(Available records):
● ● ● ●
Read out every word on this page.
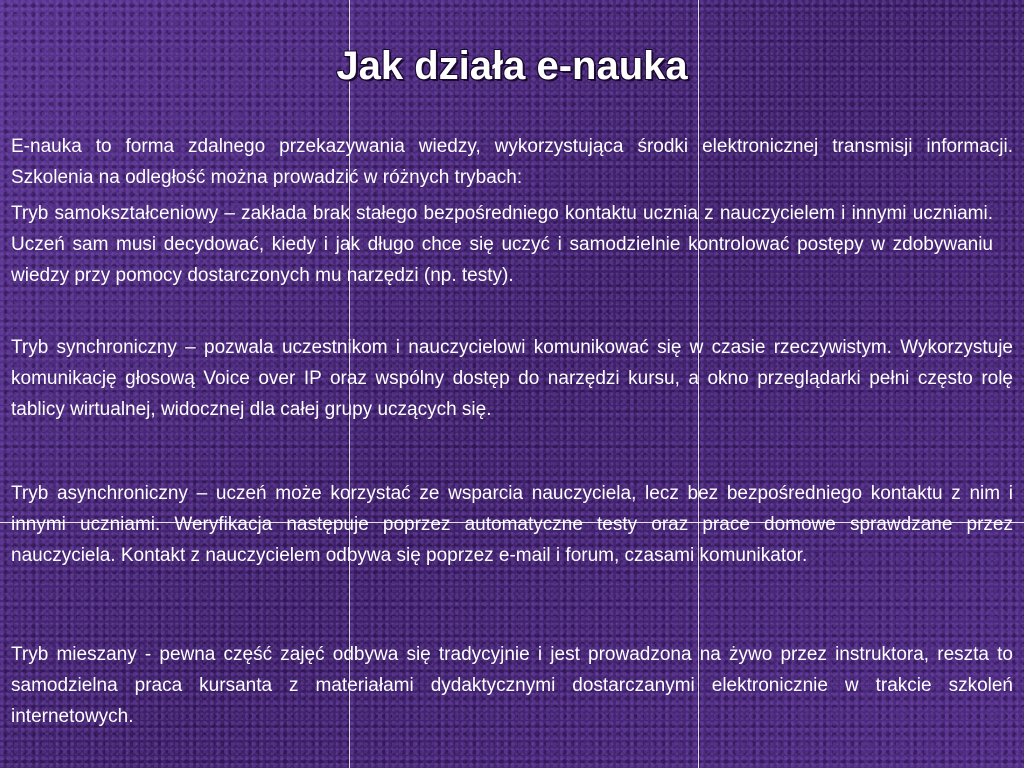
Jak działa e-nauka
E-nauka to forma zdalnego przekazywania wiedzy, wykorzystująca środki elektronicznej transmisji informacji. Szkolenia na odległość można prowadzić w różnych trybach:
Tryb samokształceniowy – zakłada brak stałego bezpośredniego kontaktu ucznia z nauczycielem i innymi uczniami. Uczeń sam musi decydować, kiedy i jak długo chce się uczyć i samodzielnie kontrolować postępy w zdobywaniu wiedzy przy pomocy dostarczonych mu narzędzi (np. testy).
Tryb synchroniczny – pozwala uczestnikom i nauczycielowi komunikować się w czasie rzeczywistym. Wykorzystuje komunikację głosową Voice over IP oraz wspólny dostęp do narzędzi kursu, a okno przeglądarki pełni często rolę tablicy wirtualnej, widocznej dla całej grupy uczących się.
Tryb asynchroniczny – uczeń może korzystać ze wsparcia nauczyciela, lecz bez bezpośredniego kontaktu z nim i innymi uczniami. Weryfikacja następuje poprzez automatyczne testy oraz prace domowe sprawdzane przez nauczyciela. Kontakt z nauczycielem odbywa się poprzez e-mail i forum, czasami komunikator.
Tryb mieszany - pewna część zajęć odbywa się tradycyjnie i jest prowadzona na żywo przez instruktora, reszta to samodzielna praca kursanta z materiałami dydaktycznymi dostarczanymi elektronicznie w trakcie szkoleń internetowych.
● ● ● ●
(Aim):
Set the listing down in full and exactly. Pictures within it should not appear in the copy.

(Result):
Read out every word on this page.
Jak działa e-nauka
E-nauka to forma zdalnego przekazywania wiedzy, wykorzystująca środki elektronicznej transmisji informacji. Szkolenia na odległość można prowadzić w różnych trybach:
Tryb samokształceniowy – zakłada brak stałego bezpośredniego kontaktu ucznia z nauczycielem i innymi uczniami. Uczeń sam musi decydować, kiedy i jak długo chce się uczyć i samodzielnie kontrolować postępy w zdobywaniu wiedzy przy pomocy dostarczonych mu narzędzi (np. testy).
Tryb synchroniczny – pozwala uczestnikom i nauczycielowi komunikować się w czasie rzeczywistym. Wykorzystuje komunikację głosową Voice over IP oraz wspólny dostęp do narzędzi kursu, a okno przeglądarki pełni często rolę tablicy wirtualnej, widocznej dla całej grupy uczących się.
Tryb asynchroniczny – uczeń może korzystać ze wsparcia nauczyciela, lecz bez bezpośredniego kontaktu z nim i innymi uczniami. Weryfikacja następuje poprzez automatyczne testy oraz prace domowe sprawdzane przez nauczyciela. Kontakt z nauczycielem odbywa się poprzez e-mail i forum, czasami komunikator.
Tryb mieszany - pewna część zajęć odbywa się tradycyjnie i jest prowadzona na żywo przez instruktora, reszta to samodzielna praca kursanta z materiałami dydaktycznymi dostarczanymi elektronicznie w trakcie szkoleń internetowych.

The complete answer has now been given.